*RECORDS FOR PROCESSING*:
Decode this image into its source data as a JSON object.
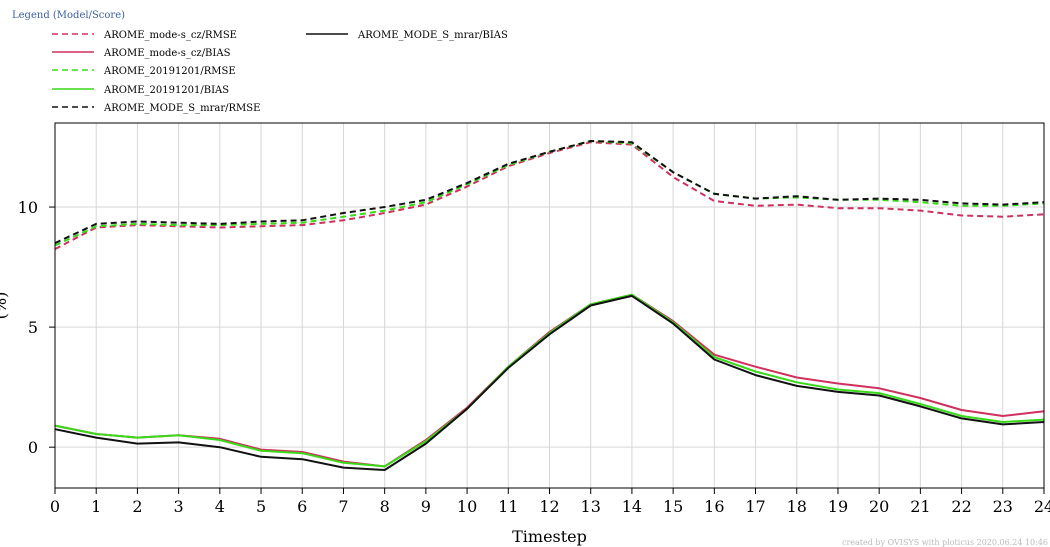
{
  "chart_data": {
    "type": "line",
    "title": "",
    "xlabel": "Timestep",
    "ylabel": "(%)",
    "legend_title": "Legend (Model/Score)",
    "credit": "created by OVISYS with ploticus 2020.06.24 10:46",
    "grid": true,
    "xlim": [
      0,
      24
    ],
    "ylim": [
      -1.7,
      13.5
    ],
    "xticks": [
      0,
      1,
      2,
      3,
      4,
      5,
      6,
      7,
      8,
      9,
      10,
      11,
      12,
      13,
      14,
      15,
      16,
      17,
      18,
      19,
      20,
      21,
      22,
      23,
      24
    ],
    "yticks": [
      0,
      5,
      10
    ],
    "x": [
      0,
      1,
      2,
      3,
      4,
      5,
      6,
      7,
      8,
      9,
      10,
      11,
      12,
      13,
      14,
      15,
      16,
      17,
      18,
      19,
      20,
      21,
      22,
      23,
      24
    ],
    "series": [
      {
        "name": "AROME_mode-s_cz/RMSE",
        "color": "#d0305e",
        "dashed": true,
        "values": [
          8.25,
          9.15,
          9.25,
          9.2,
          9.15,
          9.2,
          9.25,
          9.45,
          9.75,
          10.1,
          10.85,
          11.7,
          12.25,
          12.7,
          12.6,
          11.25,
          10.25,
          10.05,
          10.1,
          9.95,
          9.95,
          9.85,
          9.65,
          9.6,
          9.7
        ]
      },
      {
        "name": "AROME_mode-s_cz/BIAS",
        "color": "#d0305e",
        "dashed": false,
        "values": [
          0.9,
          0.55,
          0.4,
          0.5,
          0.35,
          -0.1,
          -0.2,
          -0.6,
          -0.8,
          0.3,
          1.65,
          3.35,
          4.8,
          5.95,
          6.35,
          5.25,
          3.85,
          3.35,
          2.9,
          2.65,
          2.45,
          2.05,
          1.55,
          1.3,
          1.5
        ]
      },
      {
        "name": "AROME_20191201/RMSE",
        "color": "#39d919",
        "dashed": true,
        "values": [
          8.4,
          9.2,
          9.3,
          9.25,
          9.25,
          9.3,
          9.35,
          9.6,
          9.85,
          10.2,
          10.95,
          11.75,
          12.3,
          12.75,
          12.65,
          11.45,
          10.55,
          10.35,
          10.4,
          10.3,
          10.3,
          10.2,
          10.05,
          10.05,
          10.15
        ]
      },
      {
        "name": "AROME_20191201/BIAS",
        "color": "#39d919",
        "dashed": false,
        "values": [
          0.9,
          0.55,
          0.4,
          0.5,
          0.3,
          -0.15,
          -0.25,
          -0.65,
          -0.8,
          0.25,
          1.6,
          3.35,
          4.75,
          5.95,
          6.35,
          5.2,
          3.75,
          3.15,
          2.7,
          2.4,
          2.25,
          1.8,
          1.3,
          1.05,
          1.15
        ]
      },
      {
        "name": "AROME_MODE_S_mrar/RMSE",
        "color": "#111111",
        "dashed": true,
        "values": [
          8.5,
          9.3,
          9.4,
          9.35,
          9.3,
          9.4,
          9.45,
          9.75,
          10.0,
          10.3,
          11.0,
          11.8,
          12.3,
          12.75,
          12.7,
          11.45,
          10.55,
          10.35,
          10.45,
          10.3,
          10.35,
          10.3,
          10.15,
          10.1,
          10.2
        ]
      },
      {
        "name": "AROME_MODE_S_mrar/BIAS",
        "color": "#111111",
        "dashed": false,
        "values": [
          0.75,
          0.4,
          0.15,
          0.2,
          0.0,
          -0.4,
          -0.5,
          -0.85,
          -0.95,
          0.15,
          1.6,
          3.3,
          4.7,
          5.9,
          6.3,
          5.15,
          3.65,
          3.0,
          2.55,
          2.3,
          2.15,
          1.7,
          1.2,
          0.95,
          1.05
        ]
      }
    ]
  }
}
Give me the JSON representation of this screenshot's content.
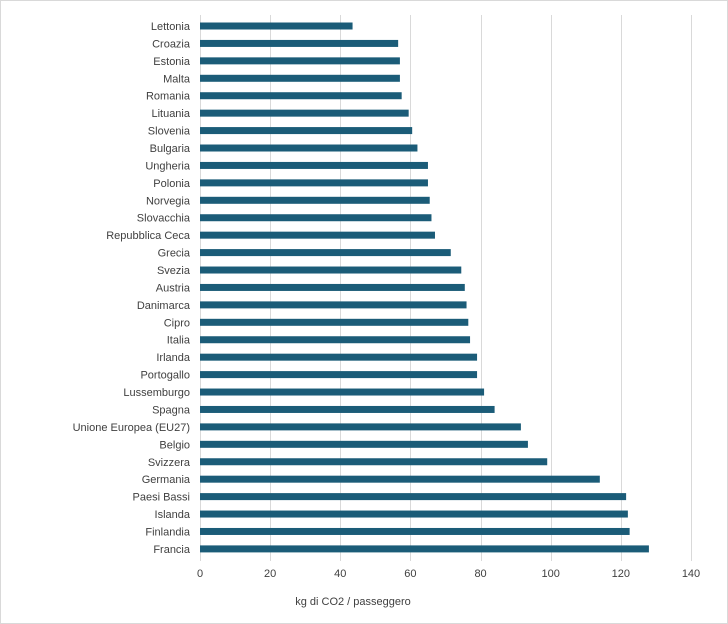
{
  "chart_data": {
    "type": "bar",
    "orientation": "horizontal",
    "title": "",
    "xlabel": "kg di CO2 / passeggero",
    "ylabel": "",
    "xlim": [
      0,
      140
    ],
    "xticks": [
      0,
      20,
      40,
      60,
      80,
      100,
      120,
      140
    ],
    "grid": "vertical",
    "legend": "none",
    "bar_color": "#1b5c78",
    "categories": [
      "Lettonia",
      "Croazia",
      "Estonia",
      "Malta",
      "Romania",
      "Lituania",
      "Slovenia",
      "Bulgaria",
      "Ungheria",
      "Polonia",
      "Norvegia",
      "Slovacchia",
      "Repubblica Ceca",
      "Grecia",
      "Svezia",
      "Austria",
      "Danimarca",
      "Cipro",
      "Italia",
      "Irlanda",
      "Portogallo",
      "Lussemburgo",
      "Spagna",
      "Unione Europea (EU27)",
      "Belgio",
      "Svizzera",
      "Germania",
      "Paesi Bassi",
      "Islanda",
      "Finlandia",
      "Francia"
    ],
    "values": [
      43.5,
      56.5,
      57,
      57,
      57.5,
      59.5,
      60.5,
      62,
      65,
      65,
      65.5,
      66,
      67,
      71.5,
      74.5,
      75.5,
      76,
      76.5,
      77,
      79,
      79,
      81,
      84,
      91.5,
      93.5,
      99,
      114,
      121.5,
      122,
      122.5,
      128
    ]
  }
}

*STATED PROBLEM*: Omit every picture, then repeat the remaining data exactly as it appears above.

*THE OUTPUT*:
Decode this image into its source data as a JSON object.
{
  "chart_data": {
    "type": "line",
    "title": "",
    "xlabel": "Timestep",
    "ylabel": "(%)",
    "legend_title": "Legend (Model/Score)",
    "credit": "created by OVISYS with ploticus 2020.06.24 10:46",
    "grid": true,
    "xlim": [
      0,
      24
    ],
    "ylim": [
      -1.7,
      13.5
    ],
    "xticks": [
      0,
      1,
      2,
      3,
      4,
      5,
      6,
      7,
      8,
      9,
      10,
      11,
      12,
      13,
      14,
      15,
      16,
      17,
      18,
      19,
      20,
      21,
      22,
      23,
      24
    ],
    "yticks": [
      0,
      5,
      10
    ],
    "x": [
      0,
      1,
      2,
      3,
      4,
      5,
      6,
      7,
      8,
      9,
      10,
      11,
      12,
      13,
      14,
      15,
      16,
      17,
      18,
      19,
      20,
      21,
      22,
      23,
      24
    ],
    "series": [
      {
        "name": "AROME_mode-s_cz/RMSE",
        "color": "#d0305e",
        "dashed": true,
        "values": [
          8.25,
          9.15,
          9.25,
          9.2,
          9.15,
          9.2,
          9.25,
          9.45,
          9.75,
          10.1,
          10.85,
          11.7,
          12.25,
          12.7,
          12.6,
          11.25,
          10.25,
          10.05,
          10.1,
          9.95,
          9.95,
          9.85,
          9.65,
          9.6,
          9.7
        ]
      },
      {
        "name": "AROME_mode-s_cz/BIAS",
        "color": "#d0305e",
        "dashed": false,
        "values": [
          0.9,
          0.55,
          0.4,
          0.5,
          0.35,
          -0.1,
          -0.2,
          -0.6,
          -0.8,
          0.3,
          1.65,
          3.35,
          4.8,
          5.95,
          6.35,
          5.25,
          3.85,
          3.35,
          2.9,
          2.65,
          2.45,
          2.05,
          1.55,
          1.3,
          1.5
        ]
      },
      {
        "name": "AROME_20191201/RMSE",
        "color": "#39d919",
        "dashed": true,
        "values": [
          8.4,
          9.2,
          9.3,
          9.25,
          9.25,
          9.3,
          9.35,
          9.6,
          9.85,
          10.2,
          10.95,
          11.75,
          12.3,
          12.75,
          12.65,
          11.45,
          10.55,
          10.35,
          10.4,
          10.3,
          10.3,
          10.2,
          10.05,
          10.05,
          10.15
        ]
      },
      {
        "name": "AROME_20191201/BIAS",
        "color": "#39d919",
        "dashed": false,
        "values": [
          0.9,
          0.55,
          0.4,
          0.5,
          0.3,
          -0.15,
          -0.25,
          -0.65,
          -0.8,
          0.25,
          1.6,
          3.35,
          4.75,
          5.95,
          6.35,
          5.2,
          3.75,
          3.15,
          2.7,
          2.4,
          2.25,
          1.8,
          1.3,
          1.05,
          1.15
        ]
      },
      {
        "name": "AROME_MODE_S_mrar/RMSE",
        "color": "#111111",
        "dashed": true,
        "values": [
          8.5,
          9.3,
          9.4,
          9.35,
          9.3,
          9.4,
          9.45,
          9.75,
          10.0,
          10.3,
          11.0,
          11.8,
          12.3,
          12.75,
          12.7,
          11.45,
          10.55,
          10.35,
          10.45,
          10.3,
          10.35,
          10.3,
          10.15,
          10.1,
          10.2
        ]
      },
      {
        "name": "AROME_MODE_S_mrar/BIAS",
        "color": "#111111",
        "dashed": false,
        "values": [
          0.75,
          0.4,
          0.15,
          0.2,
          0.0,
          -0.4,
          -0.5,
          -0.85,
          -0.95,
          0.15,
          1.6,
          3.3,
          4.7,
          5.9,
          6.3,
          5.15,
          3.65,
          3.0,
          2.55,
          2.3,
          2.15,
          1.7,
          1.2,
          0.95,
          1.05
        ]
      }
    ]
  }
}
Give me the JSON representation of this screenshot's content.
{
  "chart_data": {
    "type": "bar",
    "orientation": "horizontal",
    "title": "",
    "xlabel": "kg di CO2 / passeggero",
    "ylabel": "",
    "xlim": [
      0,
      140
    ],
    "xticks": [
      0,
      20,
      40,
      60,
      80,
      100,
      120,
      140
    ],
    "grid": "vertical",
    "legend": "none",
    "bar_color": "#1b5c78",
    "categories": [
      "Lettonia",
      "Croazia",
      "Estonia",
      "Malta",
      "Romania",
      "Lituania",
      "Slovenia",
      "Bulgaria",
      "Ungheria",
      "Polonia",
      "Norvegia",
      "Slovacchia",
      "Repubblica Ceca",
      "Grecia",
      "Svezia",
      "Austria",
      "Danimarca",
      "Cipro",
      "Italia",
      "Irlanda",
      "Portogallo",
      "Lussemburgo",
      "Spagna",
      "Unione Europea (EU27)",
      "Belgio",
      "Svizzera",
      "Germania",
      "Paesi Bassi",
      "Islanda",
      "Finlandia",
      "Francia"
    ],
    "values": [
      43.5,
      56.5,
      57,
      57,
      57.5,
      59.5,
      60.5,
      62,
      65,
      65,
      65.5,
      66,
      67,
      71.5,
      74.5,
      75.5,
      76,
      76.5,
      77,
      79,
      79,
      81,
      84,
      91.5,
      93.5,
      99,
      114,
      121.5,
      122,
      122.5,
      128
    ]
  }
}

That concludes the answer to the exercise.